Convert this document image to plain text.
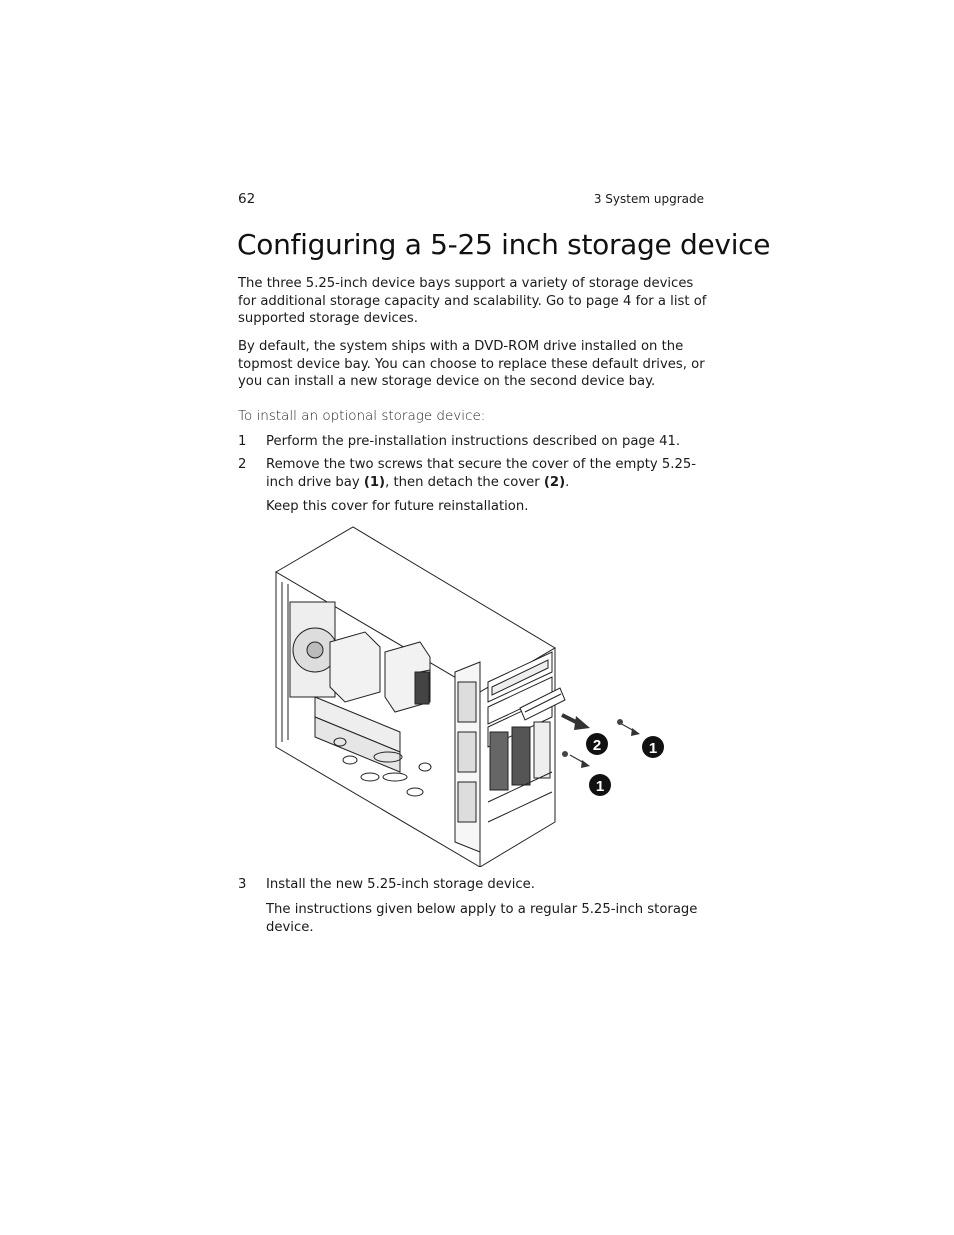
62	3 System upgrade
Configuring a 5-25 inch storage device

The three 5.25-inch device bays support a variety of storage devices for additional storage capacity and scalability. Go to page 4 for a list of supported storage devices.

By default, the system ships with a DVD-ROM drive installed on the topmost device bay. You can choose to replace these default drives, or you can install a new storage device on the second device bay.

To install an optional storage device:
1 Perform the pre-installation instructions described on page 41.
2 Remove the two screws that secure the cover of the empty 5.25-inch drive bay (1), then detach the cover (2).
Keep this cover for future reinstallation.
2	1
1
3 Install the new 5.25-inch storage device.
The instructions given below apply to a regular 5.25-inch storage device.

· · · · ·

OBJECTIVE = Output an exact copy of the material, with the pictures removed.

EXPECTED ANSWER =
Convert this document image to plain text.
62	3 System upgrade
Configuring a 5-25 inch storage device

The three 5.25-inch device bays support a variety of storage devices for additional storage capacity and scalability. Go to page 4 for a list of supported storage devices.

By default, the system ships with a DVD-ROM drive installed on the topmost device bay. You can choose to replace these default drives, or you can install a new storage device on the second device bay.

To install an optional storage device:
1 Perform the pre-installation instructions described on page 41.
2 Remove the two screws that secure the cover of the empty 5.25-inch drive bay (1), then detach the cover (2).
Keep this cover for future reinstallation.
2	1
1
3 Install the new 5.25-inch storage device.
The instructions given below apply to a regular 5.25-inch storage device.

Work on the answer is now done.